WORK INSTRUCTIONS: Write out the material again word for word, dropping any images it holds.

GIVEN DATA:

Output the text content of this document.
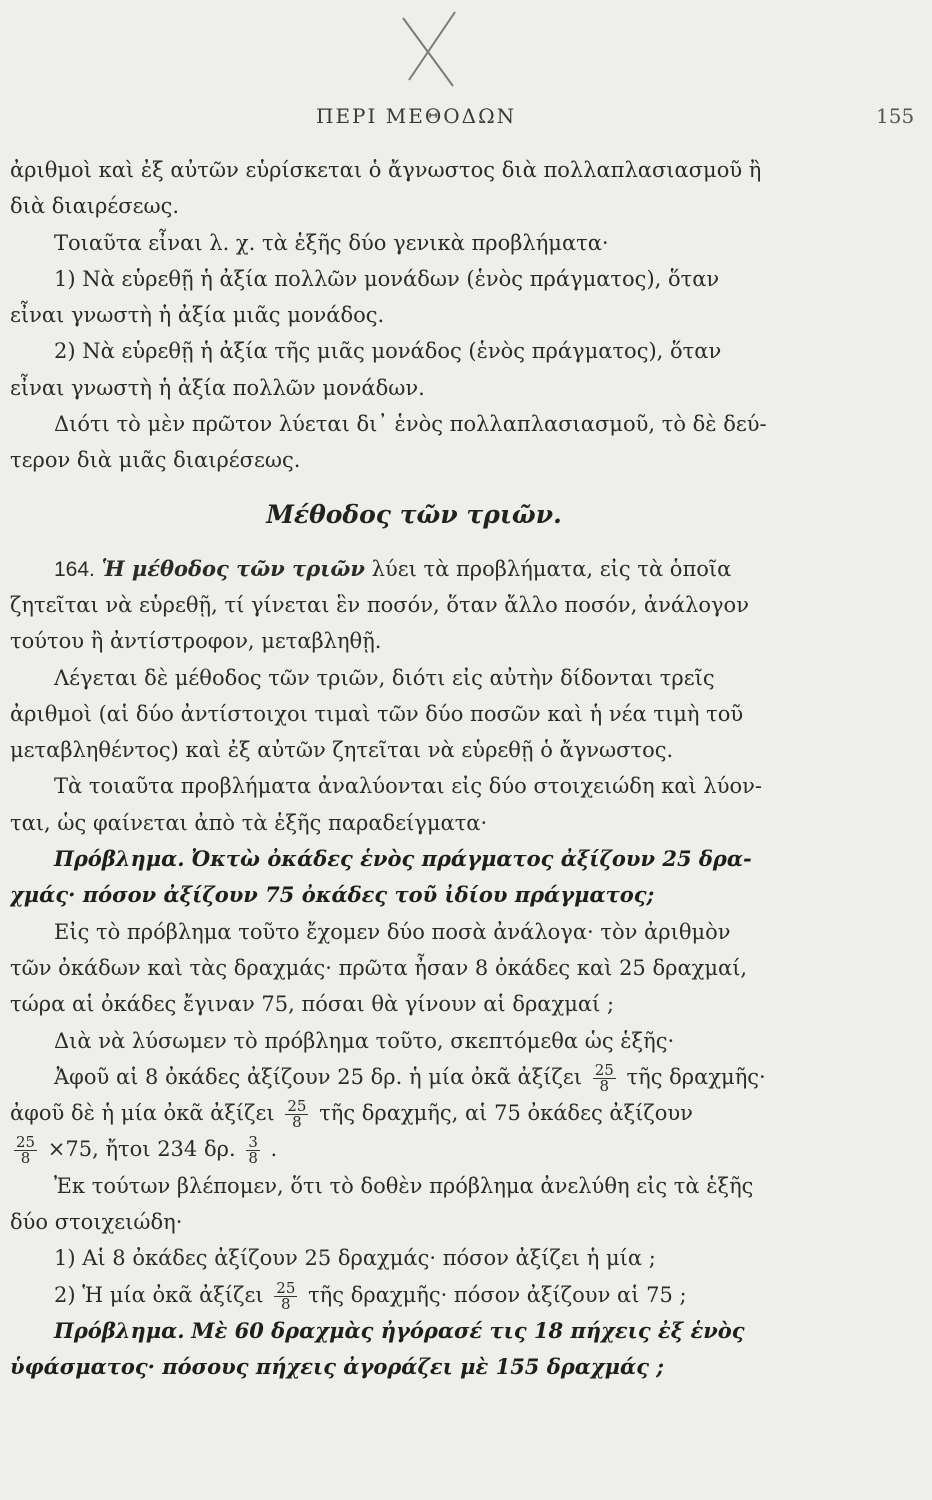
ΠΕΡΙ ΜΕΘΟΔΩΝ	155
ἀριθμοὶ καὶ ἐξ αὐτῶν εὑρίσκεται ὁ ἄγνωστος διὰ πολλαπλασιασμοῦ ἢ
διὰ διαιρέσεως.
Τοιαῦτα εἶναι λ. χ. τὰ ἑξῆς δύο γενικὰ προβλήματα·
1) Νὰ εὑρεθῇ ἡ ἀξία πολλῶν μονάδων (ἑνὸς πράγματος), ὅταν
εἶναι γνωστὴ ἡ ἀξία μιᾶς μονάδος.
2) Νὰ εὑρεθῇ ἡ ἀξία τῆς μιᾶς μονάδος (ἑνὸς πράγματος), ὅταν
εἶναι γνωστὴ ἡ ἀξία πολλῶν μονάδων.
Διότι τὸ μὲν πρῶτον λύεται δι᾿ ἑνὸς πολλαπλασιασμοῦ, τὸ δὲ δεύ-
τερον διὰ μιᾶς διαιρέσεως.
Μέθοδος τῶν τριῶν.
164. Ἡ μέθοδος τῶν τριῶν λύει τὰ προβλήματα, εἰς τὰ ὁποῖα
ζητεῖται νὰ εὑρεθῇ, τί γίνεται ἓν ποσόν, ὅταν ἄλλο ποσόν, ἀνάλογον
τούτου ἢ ἀντίστροφον, μεταβληθῇ.
Λέγεται δὲ μέθοδος τῶν τριῶν, διότι εἰς αὐτὴν δίδονται τρεῖς
ἀριθμοὶ (αἱ δύο ἀντίστοιχοι τιμαὶ τῶν δύο ποσῶν καὶ ἡ νέα τιμὴ τοῦ
μεταβληθέντος) καὶ ἐξ αὐτῶν ζητεῖται νὰ εὑρεθῇ ὁ ἄγνωστος.
Τὰ τοιαῦτα προβλήματα ἀναλύονται εἰς δύο στοιχειώδη καὶ λύον-
ται, ὡς φαίνεται ἀπὸ τὰ ἑξῆς παραδείγματα·
Πρόβλημα. Ὀκτὼ ὀκάδες ἑνὸς πράγματος ἀξίζουν 25 δρα-
χμάς· πόσον ἀξίζουν 75 ὀκάδες τοῦ ἰδίου πράγματος;
Εἰς τὸ πρόβλημα τοῦτο ἔχομεν δύο ποσὰ ἀνάλογα· τὸν ἀριθμὸν
τῶν ὀκάδων καὶ τὰς δραχμάς· πρῶτα ἦσαν 8 ὀκάδες καὶ 25 δραχμαί,
τώρα αἱ ὀκάδες ἔγιναν 75, πόσαι θὰ γίνουν αἱ δραχμαί ;
Διὰ νὰ λύσωμεν τὸ πρόβλημα τοῦτο, σκεπτόμεθα ὡς ἑξῆς·
Ἀφοῦ αἱ 8 ὀκάδες ἀξίζουν 25 δρ. ἡ μία ὀκᾶ ἀξίζει $\frac{25}{8}$ τῆς δραχμῆς·
ἀφοῦ δὲ ἡ μία ὀκᾶ ἀξίζει $\frac{25}{8}$ τῆς δραχμῆς, αἱ 75 ὀκάδες ἀξίζουν
$\frac{25}{8} \times 75$, ἤτοι 234 δρ. $\frac{3}{8}$ .
Ἐκ τούτων βλέπομεν, ὅτι τὸ δοθὲν πρόβλημα ἀνελύθη εἰς τὰ ἑξῆς
δύο στοιχειώδη·
1) Αἱ 8 ὀκάδες ἀξίζουν 25 δραχμάς· πόσον ἀξίζει ἡ μία ;
2) Ἡ μία ὀκᾶ ἀξίζει $\frac{25}{8}$ τῆς δραχμῆς· πόσον ἀξίζουν αἱ 75 ;
Πρόβλημα. Μὲ 60 δραχμὰς ἠγόρασέ τις 18 πήχεις ἐξ ἑνὸς
ὑφάσματος· πόσους πήχεις ἀγοράζει μὲ 155 δραχμάς ;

RIGHT ANSWER:
Output the text content of this document.
ΠΕΡΙ ΜΕΘΟΔΩΝ	155
ἀριθμοὶ καὶ ἐξ αὐτῶν εὑρίσκεται ὁ ἄγνωστος διὰ πολλαπλασιασμοῦ ἢ
διὰ διαιρέσεως.
Τοιαῦτα εἶναι λ. χ. τὰ ἑξῆς δύο γενικὰ προβλήματα·
1) Νὰ εὑρεθῇ ἡ ἀξία πολλῶν μονάδων (ἑνὸς πράγματος), ὅταν
εἶναι γνωστὴ ἡ ἀξία μιᾶς μονάδος.
2) Νὰ εὑρεθῇ ἡ ἀξία τῆς μιᾶς μονάδος (ἑνὸς πράγματος), ὅταν
εἶναι γνωστὴ ἡ ἀξία πολλῶν μονάδων.
Διότι τὸ μὲν πρῶτον λύεται δι᾿ ἑνὸς πολλαπλασιασμοῦ, τὸ δὲ δεύ-
τερον διὰ μιᾶς διαιρέσεως.
Μέθοδος τῶν τριῶν.
164. Ἡ μέθοδος τῶν τριῶν λύει τὰ προβλήματα, εἰς τὰ ὁποῖα
ζητεῖται νὰ εὑρεθῇ, τί γίνεται ἓν ποσόν, ὅταν ἄλλο ποσόν, ἀνάλογον
τούτου ἢ ἀντίστροφον, μεταβληθῇ.
Λέγεται δὲ μέθοδος τῶν τριῶν, διότι εἰς αὐτὴν δίδονται τρεῖς
ἀριθμοὶ (αἱ δύο ἀντίστοιχοι τιμαὶ τῶν δύο ποσῶν καὶ ἡ νέα τιμὴ τοῦ
μεταβληθέντος) καὶ ἐξ αὐτῶν ζητεῖται νὰ εὑρεθῇ ὁ ἄγνωστος.
Τὰ τοιαῦτα προβλήματα ἀναλύονται εἰς δύο στοιχειώδη καὶ λύον-
ται, ὡς φαίνεται ἀπὸ τὰ ἑξῆς παραδείγματα·
Πρόβλημα. Ὀκτὼ ὀκάδες ἑνὸς πράγματος ἀξίζουν 25 δρα-
χμάς· πόσον ἀξίζουν 75 ὀκάδες τοῦ ἰδίου πράγματος;
Εἰς τὸ πρόβλημα τοῦτο ἔχομεν δύο ποσὰ ἀνάλογα· τὸν ἀριθμὸν
τῶν ὀκάδων καὶ τὰς δραχμάς· πρῶτα ἦσαν 8 ὀκάδες καὶ 25 δραχμαί,
τώρα αἱ ὀκάδες ἔγιναν 75, πόσαι θὰ γίνουν αἱ δραχμαί ;
Διὰ νὰ λύσωμεν τὸ πρόβλημα τοῦτο, σκεπτόμεθα ὡς ἑξῆς·
Ἀφοῦ αἱ 8 ὀκάδες ἀξίζουν 25 δρ. ἡ μία ὀκᾶ ἀξίζει $\frac{25}{8}$ τῆς δραχμῆς·
ἀφοῦ δὲ ἡ μία ὀκᾶ ἀξίζει $\frac{25}{8}$ τῆς δραχμῆς, αἱ 75 ὀκάδες ἀξίζουν
$\frac{25}{8} \times 75$, ἤτοι 234 δρ. $\frac{3}{8}$ .
Ἐκ τούτων βλέπομεν, ὅτι τὸ δοθὲν πρόβλημα ἀνελύθη εἰς τὰ ἑξῆς
δύο στοιχειώδη·
1) Αἱ 8 ὀκάδες ἀξίζουν 25 δραχμάς· πόσον ἀξίζει ἡ μία ;
2) Ἡ μία ὀκᾶ ἀξίζει $\frac{25}{8}$ τῆς δραχμῆς· πόσον ἀξίζουν αἱ 75 ;
Πρόβλημα. Μὲ 60 δραχμὰς ἠγόρασέ τις 18 πήχεις ἐξ ἑνὸς
ὑφάσματος· πόσους πήχεις ἀγοράζει μὲ 155 δραχμάς ;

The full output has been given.